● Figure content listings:
####################

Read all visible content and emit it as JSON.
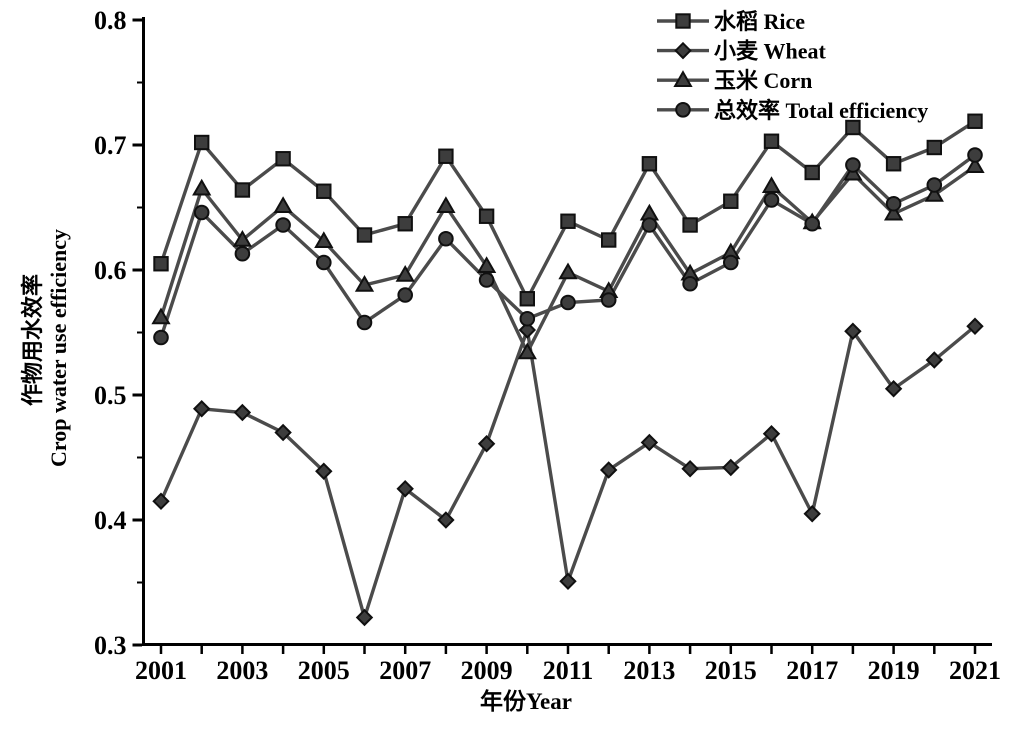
{
  "page": {
    "background": "#ffffff"
  },
  "chart_data": {
    "type": "line",
    "title": "",
    "xlabel": "年份Year",
    "ylabel_lines": [
      "作物用水效率",
      "Crop water use efficiency"
    ],
    "x": [
      2001,
      2002,
      2003,
      2004,
      2005,
      2006,
      2007,
      2008,
      2009,
      2010,
      2011,
      2012,
      2013,
      2014,
      2015,
      2016,
      2017,
      2018,
      2019,
      2020,
      2021
    ],
    "xtick_labels": [
      "2001",
      "2003",
      "2005",
      "2007",
      "2009",
      "2011",
      "2013",
      "2015",
      "2017",
      "2019",
      "2021"
    ],
    "xtick_label_step": 2,
    "ylim": [
      0.3,
      0.8
    ],
    "ytick_step": 0.1,
    "ytick_minor_step": 0.05,
    "ytick_labels": [
      "0.3",
      "0.4",
      "0.5",
      "0.6",
      "0.7",
      "0.8"
    ],
    "grid": false,
    "legend_position": "top-right",
    "series": [
      {
        "name": "水稻 Rice",
        "marker": "square",
        "values": [
          0.605,
          0.702,
          0.664,
          0.689,
          0.663,
          0.628,
          0.637,
          0.691,
          0.643,
          0.577,
          0.639,
          0.624,
          0.685,
          0.636,
          0.655,
          0.703,
          0.678,
          0.714,
          0.685,
          0.698,
          0.719
        ]
      },
      {
        "name": "小麦 Wheat",
        "marker": "diamond",
        "values": [
          0.415,
          0.489,
          0.486,
          0.47,
          0.439,
          0.322,
          0.425,
          0.4,
          0.461,
          0.552,
          0.351,
          0.44,
          0.462,
          0.441,
          0.442,
          0.469,
          0.405,
          0.551,
          0.505,
          0.528,
          0.555
        ]
      },
      {
        "name": "玉米 Corn",
        "marker": "triangle",
        "values": [
          0.562,
          0.665,
          0.624,
          0.651,
          0.623,
          0.588,
          0.596,
          0.651,
          0.603,
          0.534,
          0.598,
          0.583,
          0.645,
          0.597,
          0.614,
          0.667,
          0.638,
          0.677,
          0.645,
          0.66,
          0.683
        ]
      },
      {
        "name": "总效率 Total efficiency",
        "marker": "circle",
        "values": [
          0.546,
          0.646,
          0.613,
          0.636,
          0.606,
          0.558,
          0.58,
          0.625,
          0.592,
          0.561,
          0.574,
          0.576,
          0.636,
          0.589,
          0.606,
          0.656,
          0.637,
          0.684,
          0.653,
          0.668,
          0.692
        ]
      }
    ],
    "colors": {
      "line": "#4b4b4b",
      "marker_fill": "#3d3d3d",
      "marker_edge": "#101010",
      "axis": "#000000",
      "text": "#000000",
      "background": "#ffffff"
    }
  }
}
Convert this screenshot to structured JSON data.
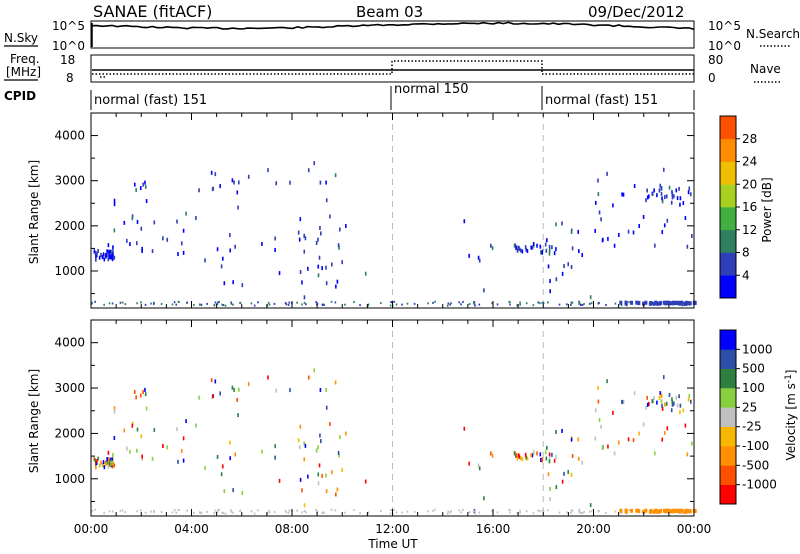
{
  "header": {
    "title": "SANAE (fitACF)",
    "beam": "Beam 03",
    "date": "09/Dec/2012"
  },
  "labels": {
    "nsky": "N.Sky",
    "nsearch": "N.Search",
    "freq": "Freq.",
    "freq_unit": "[MHz]",
    "nave": "Nave",
    "cpid": "CPID",
    "time_axis": "Time UT",
    "range_axis": "Slant Range [km]",
    "power_label": "Power [dB]",
    "velocity_label": "Velocity  [m s",
    "velocity_exp": "-1",
    "velocity_close": "]"
  },
  "noise_panel": {
    "left_ticks": [
      "10^5",
      "10^0"
    ],
    "right_ticks": [
      "10^5",
      "10^0"
    ]
  },
  "freq_panel": {
    "left_ticks": [
      "18",
      "8"
    ],
    "right_ticks": [
      "80",
      "0"
    ]
  },
  "cpid_modes": [
    {
      "label": "normal (fast) 151",
      "start": 0,
      "end": 12
    },
    {
      "label": "normal 150",
      "start": 12,
      "end": 18
    },
    {
      "label": "normal (fast) 151",
      "start": 18,
      "end": 24
    }
  ],
  "colors": {
    "power": [
      "#0000ff",
      "#2e3fb8",
      "#2e8060",
      "#40b040",
      "#a8d020",
      "#f0c000",
      "#ff8c00",
      "#ff5000",
      "#ff0000"
    ],
    "velocity": [
      "#ff0000",
      "#ff5000",
      "#ff9000",
      "#f8b800",
      "#c0c0c0",
      "#88d040",
      "#2e8040",
      "#2e4fa8",
      "#0000ff"
    ]
  },
  "chart_data": [
    {
      "type": "heatmap",
      "name": "power",
      "ylabel": "Slant Range [km]",
      "xlabel": "",
      "x_ticks": [
        "00:00",
        "04:00",
        "08:00",
        "12:00",
        "16:00",
        "20:00",
        "00:00"
      ],
      "y_ticks": [
        "1000",
        "2000",
        "3000",
        "4000"
      ],
      "xlim": [
        0,
        24
      ],
      "ylim": [
        180,
        4500
      ],
      "colorbar_label": "Power [dB]",
      "colorbar_ticks": [
        "4",
        "8",
        "12",
        "16",
        "20",
        "24",
        "28"
      ],
      "colorbar_range": [
        0,
        30
      ]
    },
    {
      "type": "heatmap",
      "name": "velocity",
      "ylabel": "Slant Range [km]",
      "xlabel": "Time UT",
      "x_ticks": [
        "00:00",
        "04:00",
        "08:00",
        "12:00",
        "16:00",
        "20:00",
        "00:00"
      ],
      "y_ticks": [
        "1000",
        "2000",
        "3000",
        "4000"
      ],
      "xlim": [
        0,
        24
      ],
      "ylim": [
        180,
        4500
      ],
      "colorbar_label": "Velocity [m s-1]",
      "colorbar_ticks": [
        "-1000",
        "-500",
        "-100",
        "-25",
        "25",
        "100",
        "500",
        "1000"
      ],
      "colorbar_range": [
        -1200,
        1200
      ]
    }
  ],
  "mode_boundaries_hours": [
    12,
    18
  ]
}
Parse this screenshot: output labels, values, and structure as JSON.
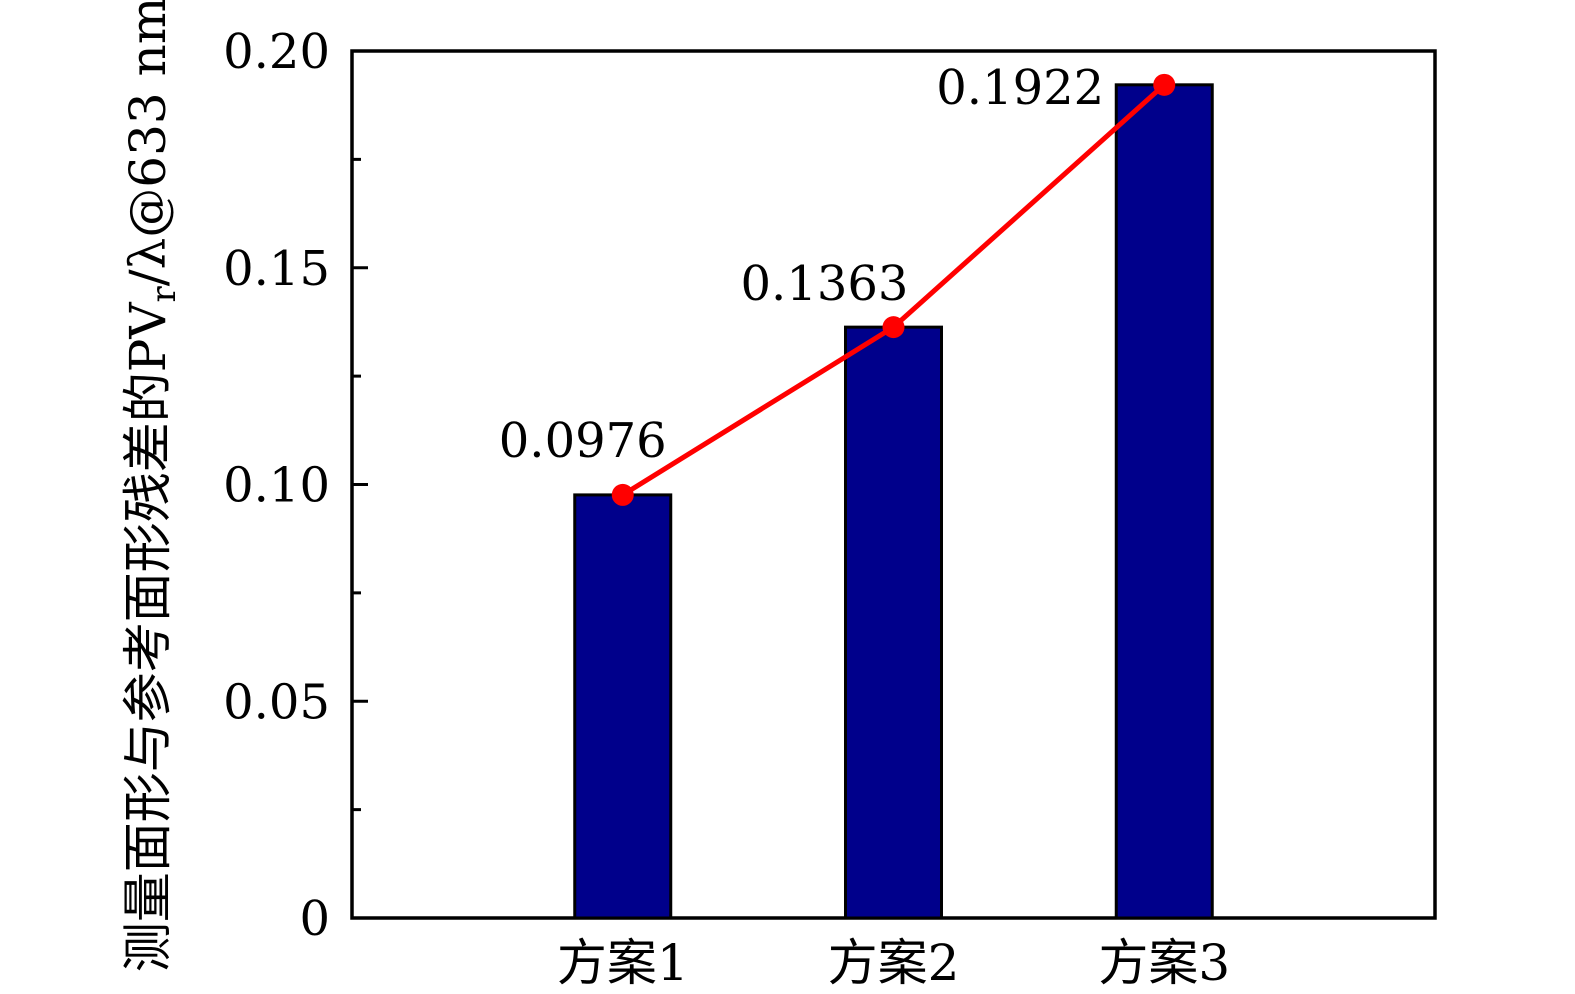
{
  "chart_data": {
    "type": "bar",
    "categories": [
      "方案1",
      "方案2",
      "方案3"
    ],
    "values": [
      0.0976,
      0.1363,
      0.1922
    ],
    "value_labels": [
      "0.0976",
      "0.1363",
      "0.1922"
    ],
    "series": [
      {
        "name": "bar-series",
        "type": "bar",
        "values": [
          0.0976,
          0.1363,
          0.1922
        ]
      },
      {
        "name": "trend-line-overlay",
        "type": "line",
        "marker": "circle",
        "values": [
          0.0976,
          0.1363,
          0.1922
        ]
      }
    ],
    "title": "",
    "xlabel": "",
    "ylabel": "测量面形与参考面形残差的PVr/λ@633 nm",
    "ylabel_parts": {
      "prefix": "测量面形与参考面形残差的PV",
      "subscript": "r",
      "suffix": "/λ@633 nm"
    },
    "ylim": [
      0,
      0.2
    ],
    "y_major_ticks": [
      0,
      0.05,
      0.1,
      0.15,
      0.2
    ],
    "y_tick_labels": [
      "0",
      "0.05",
      "0.10",
      "0.15",
      "0.20"
    ],
    "y_minor_ticks": [
      0.025,
      0.075,
      0.125,
      0.175
    ],
    "grid": false,
    "legend_position": "none",
    "frame": "full-box",
    "tick_direction": "in",
    "colors": {
      "bar_fill": "#00008B",
      "bar_edge": "#000000",
      "line": "#FF0000",
      "marker": "#FF0000",
      "axis": "#000000",
      "text": "#000000",
      "background": "#FFFFFF"
    }
  }
}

####################

● Problem statement: Write out the full set of lines verbatim, without the pictures.

● Task response:
Read all visible content and emit it as JSON.
{
  "page": {
    "background": "#ffffff"
  },
  "chart_data": {
    "type": "line",
    "title": "",
    "xlabel": "年份Year",
    "ylabel_lines": [
      "作物用水效率",
      "Crop water use efficiency"
    ],
    "x": [
      2001,
      2002,
      2003,
      2004,
      2005,
      2006,
      2007,
      2008,
      2009,
      2010,
      2011,
      2012,
      2013,
      2014,
      2015,
      2016,
      2017,
      2018,
      2019,
      2020,
      2021
    ],
    "xtick_labels": [
      "2001",
      "2003",
      "2005",
      "2007",
      "2009",
      "2011",
      "2013",
      "2015",
      "2017",
      "2019",
      "2021"
    ],
    "xtick_label_step": 2,
    "ylim": [
      0.3,
      0.8
    ],
    "ytick_step": 0.1,
    "ytick_minor_step": 0.05,
    "ytick_labels": [
      "0.3",
      "0.4",
      "0.5",
      "0.6",
      "0.7",
      "0.8"
    ],
    "grid": false,
    "legend_position": "top-right",
    "series": [
      {
        "name": "水稻 Rice",
        "marker": "square",
        "values": [
          0.605,
          0.702,
          0.664,
          0.689,
          0.663,
          0.628,
          0.637,
          0.691,
          0.643,
          0.577,
          0.639,
          0.624,
          0.685,
          0.636,
          0.655,
          0.703,
          0.678,
          0.714,
          0.685,
          0.698,
          0.719
        ]
      },
      {
        "name": "小麦 Wheat",
        "marker": "diamond",
        "values": [
          0.415,
          0.489,
          0.486,
          0.47,
          0.439,
          0.322,
          0.425,
          0.4,
          0.461,
          0.552,
          0.351,
          0.44,
          0.462,
          0.441,
          0.442,
          0.469,
          0.405,
          0.551,
          0.505,
          0.528,
          0.555
        ]
      },
      {
        "name": "玉米 Corn",
        "marker": "triangle",
        "values": [
          0.562,
          0.665,
          0.624,
          0.651,
          0.623,
          0.588,
          0.596,
          0.651,
          0.603,
          0.534,
          0.598,
          0.583,
          0.645,
          0.597,
          0.614,
          0.667,
          0.638,
          0.677,
          0.645,
          0.66,
          0.683
        ]
      },
      {
        "name": "总效率 Total efficiency",
        "marker": "circle",
        "values": [
          0.546,
          0.646,
          0.613,
          0.636,
          0.606,
          0.558,
          0.58,
          0.625,
          0.592,
          0.561,
          0.574,
          0.576,
          0.636,
          0.589,
          0.606,
          0.656,
          0.637,
          0.684,
          0.653,
          0.668,
          0.692
        ]
      }
    ],
    "colors": {
      "line": "#4b4b4b",
      "marker_fill": "#3d3d3d",
      "marker_edge": "#101010",
      "axis": "#000000",
      "text": "#000000",
      "background": "#ffffff"
    }
  }
}
Convert this screenshot to structured JSON data.
{
  "header": {
    "title": "SANAE (fitACF)",
    "beam": "Beam 03",
    "date": "09/Dec/2012"
  },
  "labels": {
    "nsky": "N.Sky",
    "nsearch": "N.Search",
    "freq": "Freq.",
    "freq_unit": "[MHz]",
    "nave": "Nave",
    "cpid": "CPID",
    "time_axis": "Time UT",
    "range_axis": "Slant Range [km]",
    "power_label": "Power [dB]",
    "velocity_label": "Velocity  [m s",
    "velocity_exp": "-1",
    "velocity_close": "]"
  },
  "noise_panel": {
    "left_ticks": [
      "10^5",
      "10^0"
    ],
    "right_ticks": [
      "10^5",
      "10^0"
    ]
  },
  "freq_panel": {
    "left_ticks": [
      "18",
      "8"
    ],
    "right_ticks": [
      "80",
      "0"
    ]
  },
  "cpid_modes": [
    {
      "label": "normal (fast) 151",
      "start": 0,
      "end": 12
    },
    {
      "label": "normal 150",
      "start": 12,
      "end": 18
    },
    {
      "label": "normal (fast) 151",
      "start": 18,
      "end": 24
    }
  ],
  "colors": {
    "power": [
      "#0000ff",
      "#2e3fb8",
      "#2e8060",
      "#40b040",
      "#a8d020",
      "#f0c000",
      "#ff8c00",
      "#ff5000",
      "#ff0000"
    ],
    "velocity": [
      "#ff0000",
      "#ff5000",
      "#ff9000",
      "#f8b800",
      "#c0c0c0",
      "#88d040",
      "#2e8040",
      "#2e4fa8",
      "#0000ff"
    ]
  },
  "chart_data": [
    {
      "type": "heatmap",
      "name": "power",
      "ylabel": "Slant Range [km]",
      "xlabel": "",
      "x_ticks": [
        "00:00",
        "04:00",
        "08:00",
        "12:00",
        "16:00",
        "20:00",
        "00:00"
      ],
      "y_ticks": [
        "1000",
        "2000",
        "3000",
        "4000"
      ],
      "xlim": [
        0,
        24
      ],
      "ylim": [
        180,
        4500
      ],
      "colorbar_label": "Power [dB]",
      "colorbar_ticks": [
        "4",
        "8",
        "12",
        "16",
        "20",
        "24",
        "28"
      ],
      "colorbar_range": [
        0,
        30
      ]
    },
    {
      "type": "heatmap",
      "name": "velocity",
      "ylabel": "Slant Range [km]",
      "xlabel": "Time UT",
      "x_ticks": [
        "00:00",
        "04:00",
        "08:00",
        "12:00",
        "16:00",
        "20:00",
        "00:00"
      ],
      "y_ticks": [
        "1000",
        "2000",
        "3000",
        "4000"
      ],
      "xlim": [
        0,
        24
      ],
      "ylim": [
        180,
        4500
      ],
      "colorbar_label": "Velocity [m s-1]",
      "colorbar_ticks": [
        "-1000",
        "-500",
        "-100",
        "-25",
        "25",
        "100",
        "500",
        "1000"
      ],
      "colorbar_range": [
        -1200,
        1200
      ]
    }
  ],
  "mode_boundaries_hours": [
    12,
    18
  ]
}
Parse this screenshot: output labels, values, and structure as JSON.
{
  "chart_data": {
    "type": "bar",
    "categories": [
      "方案1",
      "方案2",
      "方案3"
    ],
    "values": [
      0.0976,
      0.1363,
      0.1922
    ],
    "value_labels": [
      "0.0976",
      "0.1363",
      "0.1922"
    ],
    "series": [
      {
        "name": "bar-series",
        "type": "bar",
        "values": [
          0.0976,
          0.1363,
          0.1922
        ]
      },
      {
        "name": "trend-line-overlay",
        "type": "line",
        "marker": "circle",
        "values": [
          0.0976,
          0.1363,
          0.1922
        ]
      }
    ],
    "title": "",
    "xlabel": "",
    "ylabel": "测量面形与参考面形残差的PVr/λ@633 nm",
    "ylabel_parts": {
      "prefix": "测量面形与参考面形残差的PV",
      "subscript": "r",
      "suffix": "/λ@633 nm"
    },
    "ylim": [
      0,
      0.2
    ],
    "y_major_ticks": [
      0,
      0.05,
      0.1,
      0.15,
      0.2
    ],
    "y_tick_labels": [
      "0",
      "0.05",
      "0.10",
      "0.15",
      "0.20"
    ],
    "y_minor_ticks": [
      0.025,
      0.075,
      0.125,
      0.175
    ],
    "grid": false,
    "legend_position": "none",
    "frame": "full-box",
    "tick_direction": "in",
    "colors": {
      "bar_fill": "#00008B",
      "bar_edge": "#000000",
      "line": "#FF0000",
      "marker": "#FF0000",
      "axis": "#000000",
      "text": "#000000",
      "background": "#FFFFFF"
    }
  }
}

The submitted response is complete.